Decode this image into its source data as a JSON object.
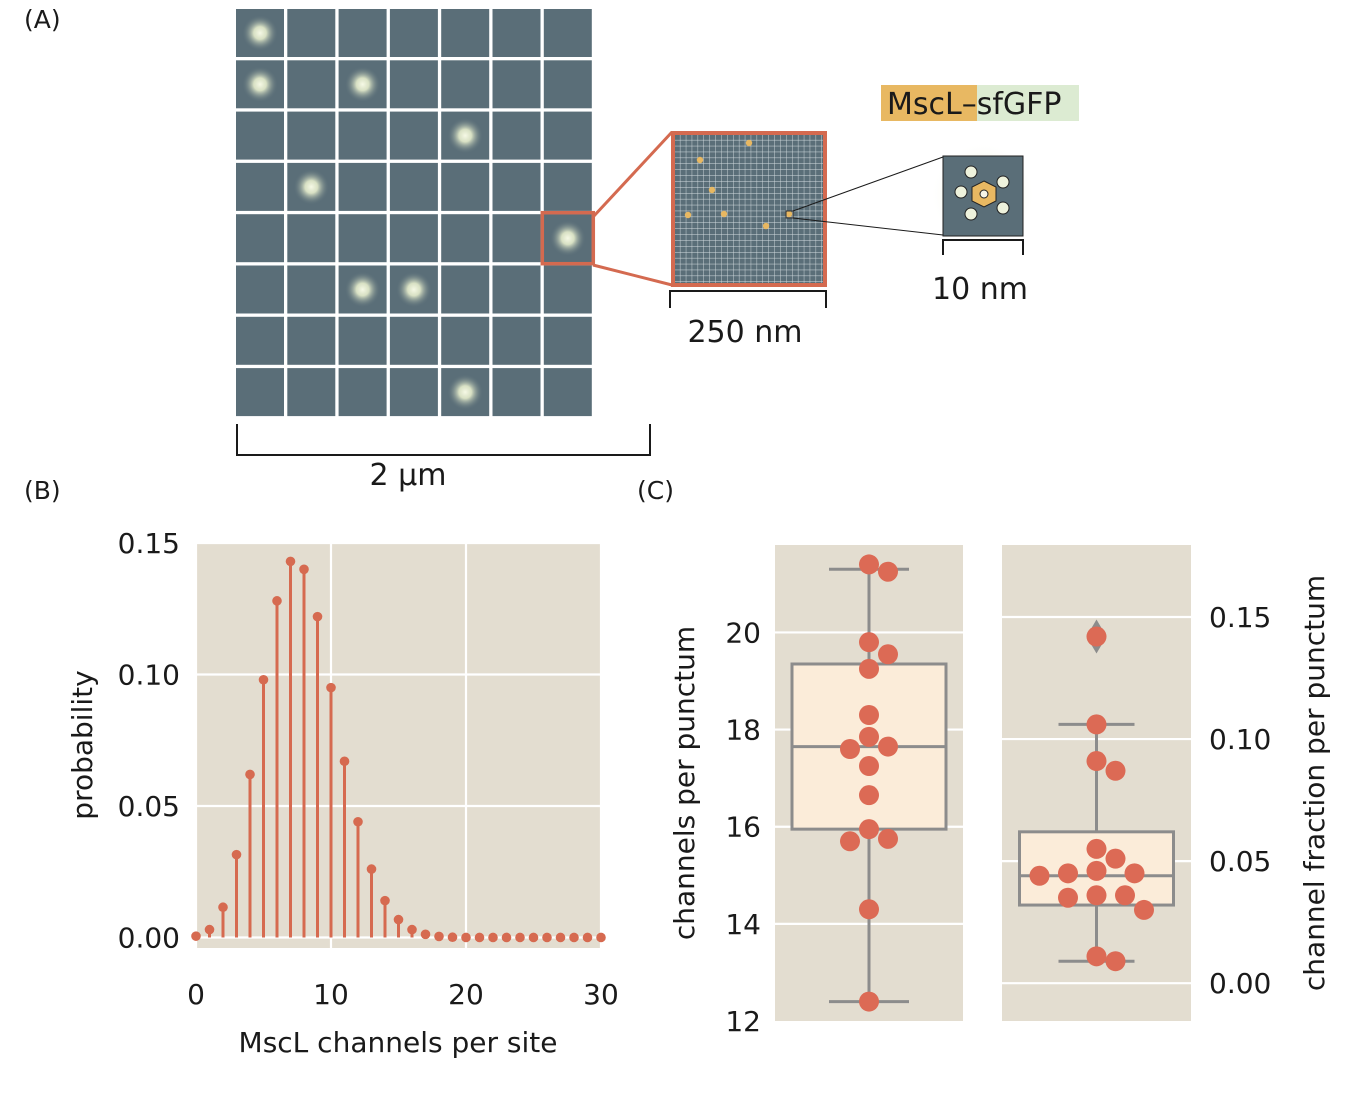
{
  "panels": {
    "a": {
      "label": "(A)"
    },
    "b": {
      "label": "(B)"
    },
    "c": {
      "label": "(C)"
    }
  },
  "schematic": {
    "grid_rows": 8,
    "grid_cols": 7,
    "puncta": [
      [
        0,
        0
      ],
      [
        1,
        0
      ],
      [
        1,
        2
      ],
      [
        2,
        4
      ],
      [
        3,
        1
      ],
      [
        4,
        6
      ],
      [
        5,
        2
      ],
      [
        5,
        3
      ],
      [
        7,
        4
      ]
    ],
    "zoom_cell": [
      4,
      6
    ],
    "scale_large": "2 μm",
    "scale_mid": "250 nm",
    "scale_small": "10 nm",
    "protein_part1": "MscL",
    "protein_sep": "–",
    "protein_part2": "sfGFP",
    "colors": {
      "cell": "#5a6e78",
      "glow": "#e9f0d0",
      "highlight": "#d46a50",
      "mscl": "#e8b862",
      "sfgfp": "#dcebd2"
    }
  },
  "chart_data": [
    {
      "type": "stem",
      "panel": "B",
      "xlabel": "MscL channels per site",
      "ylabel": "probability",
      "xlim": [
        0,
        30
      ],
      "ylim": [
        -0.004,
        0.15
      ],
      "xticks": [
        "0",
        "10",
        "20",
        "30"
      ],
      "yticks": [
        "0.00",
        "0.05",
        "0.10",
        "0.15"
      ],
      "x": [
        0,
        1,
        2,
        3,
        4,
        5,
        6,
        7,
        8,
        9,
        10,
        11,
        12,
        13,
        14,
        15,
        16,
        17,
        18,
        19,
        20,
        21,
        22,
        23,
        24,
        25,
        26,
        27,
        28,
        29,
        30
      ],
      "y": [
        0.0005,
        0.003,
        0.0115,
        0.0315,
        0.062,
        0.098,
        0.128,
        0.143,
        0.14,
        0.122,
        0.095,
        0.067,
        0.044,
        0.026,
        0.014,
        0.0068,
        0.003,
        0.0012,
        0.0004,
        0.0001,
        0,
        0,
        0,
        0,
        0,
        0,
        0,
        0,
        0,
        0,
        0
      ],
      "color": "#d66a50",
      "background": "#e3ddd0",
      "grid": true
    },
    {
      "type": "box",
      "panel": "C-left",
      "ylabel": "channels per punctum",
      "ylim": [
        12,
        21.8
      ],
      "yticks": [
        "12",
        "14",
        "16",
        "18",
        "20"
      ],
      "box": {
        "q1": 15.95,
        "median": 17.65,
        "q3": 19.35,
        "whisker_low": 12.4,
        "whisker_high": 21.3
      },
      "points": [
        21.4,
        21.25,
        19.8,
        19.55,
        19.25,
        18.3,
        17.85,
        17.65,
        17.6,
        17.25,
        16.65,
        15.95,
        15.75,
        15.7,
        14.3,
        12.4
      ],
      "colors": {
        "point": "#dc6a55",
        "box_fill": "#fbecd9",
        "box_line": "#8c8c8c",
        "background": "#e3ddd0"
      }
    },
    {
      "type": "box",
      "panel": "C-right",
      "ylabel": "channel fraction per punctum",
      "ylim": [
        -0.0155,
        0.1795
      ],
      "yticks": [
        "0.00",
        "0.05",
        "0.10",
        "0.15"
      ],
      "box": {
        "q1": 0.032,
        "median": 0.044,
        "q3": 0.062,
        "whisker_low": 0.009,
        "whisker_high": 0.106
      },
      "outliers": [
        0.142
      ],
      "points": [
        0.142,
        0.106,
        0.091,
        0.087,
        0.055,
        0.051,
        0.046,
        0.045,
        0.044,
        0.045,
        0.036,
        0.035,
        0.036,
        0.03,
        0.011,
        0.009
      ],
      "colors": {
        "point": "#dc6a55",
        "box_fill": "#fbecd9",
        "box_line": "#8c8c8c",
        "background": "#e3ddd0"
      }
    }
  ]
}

****************************************

What you need to do =>
Give back the full listing above word for word, and let no picture through.

Output =>
Decode this image into its source data as a JSON object.
{
  "panels": {
    "a": {
      "label": "(A)"
    },
    "b": {
      "label": "(B)"
    },
    "c": {
      "label": "(C)"
    }
  },
  "schematic": {
    "grid_rows": 8,
    "grid_cols": 7,
    "puncta": [
      [
        0,
        0
      ],
      [
        1,
        0
      ],
      [
        1,
        2
      ],
      [
        2,
        4
      ],
      [
        3,
        1
      ],
      [
        4,
        6
      ],
      [
        5,
        2
      ],
      [
        5,
        3
      ],
      [
        7,
        4
      ]
    ],
    "zoom_cell": [
      4,
      6
    ],
    "scale_large": "2 μm",
    "scale_mid": "250 nm",
    "scale_small": "10 nm",
    "protein_part1": "MscL",
    "protein_sep": "–",
    "protein_part2": "sfGFP",
    "colors": {
      "cell": "#5a6e78",
      "glow": "#e9f0d0",
      "highlight": "#d46a50",
      "mscl": "#e8b862",
      "sfgfp": "#dcebd2"
    }
  },
  "chart_data": [
    {
      "type": "stem",
      "panel": "B",
      "xlabel": "MscL channels per site",
      "ylabel": "probability",
      "xlim": [
        0,
        30
      ],
      "ylim": [
        -0.004,
        0.15
      ],
      "xticks": [
        "0",
        "10",
        "20",
        "30"
      ],
      "yticks": [
        "0.00",
        "0.05",
        "0.10",
        "0.15"
      ],
      "x": [
        0,
        1,
        2,
        3,
        4,
        5,
        6,
        7,
        8,
        9,
        10,
        11,
        12,
        13,
        14,
        15,
        16,
        17,
        18,
        19,
        20,
        21,
        22,
        23,
        24,
        25,
        26,
        27,
        28,
        29,
        30
      ],
      "y": [
        0.0005,
        0.003,
        0.0115,
        0.0315,
        0.062,
        0.098,
        0.128,
        0.143,
        0.14,
        0.122,
        0.095,
        0.067,
        0.044,
        0.026,
        0.014,
        0.0068,
        0.003,
        0.0012,
        0.0004,
        0.0001,
        0,
        0,
        0,
        0,
        0,
        0,
        0,
        0,
        0,
        0,
        0
      ],
      "color": "#d66a50",
      "background": "#e3ddd0",
      "grid": true
    },
    {
      "type": "box",
      "panel": "C-left",
      "ylabel": "channels per punctum",
      "ylim": [
        12,
        21.8
      ],
      "yticks": [
        "12",
        "14",
        "16",
        "18",
        "20"
      ],
      "box": {
        "q1": 15.95,
        "median": 17.65,
        "q3": 19.35,
        "whisker_low": 12.4,
        "whisker_high": 21.3
      },
      "points": [
        21.4,
        21.25,
        19.8,
        19.55,
        19.25,
        18.3,
        17.85,
        17.65,
        17.6,
        17.25,
        16.65,
        15.95,
        15.75,
        15.7,
        14.3,
        12.4
      ],
      "colors": {
        "point": "#dc6a55",
        "box_fill": "#fbecd9",
        "box_line": "#8c8c8c",
        "background": "#e3ddd0"
      }
    },
    {
      "type": "box",
      "panel": "C-right",
      "ylabel": "channel fraction per punctum",
      "ylim": [
        -0.0155,
        0.1795
      ],
      "yticks": [
        "0.00",
        "0.05",
        "0.10",
        "0.15"
      ],
      "box": {
        "q1": 0.032,
        "median": 0.044,
        "q3": 0.062,
        "whisker_low": 0.009,
        "whisker_high": 0.106
      },
      "outliers": [
        0.142
      ],
      "points": [
        0.142,
        0.106,
        0.091,
        0.087,
        0.055,
        0.051,
        0.046,
        0.045,
        0.044,
        0.045,
        0.036,
        0.035,
        0.036,
        0.03,
        0.011,
        0.009
      ],
      "colors": {
        "point": "#dc6a55",
        "box_fill": "#fbecd9",
        "box_line": "#8c8c8c",
        "background": "#e3ddd0"
      }
    }
  ]
}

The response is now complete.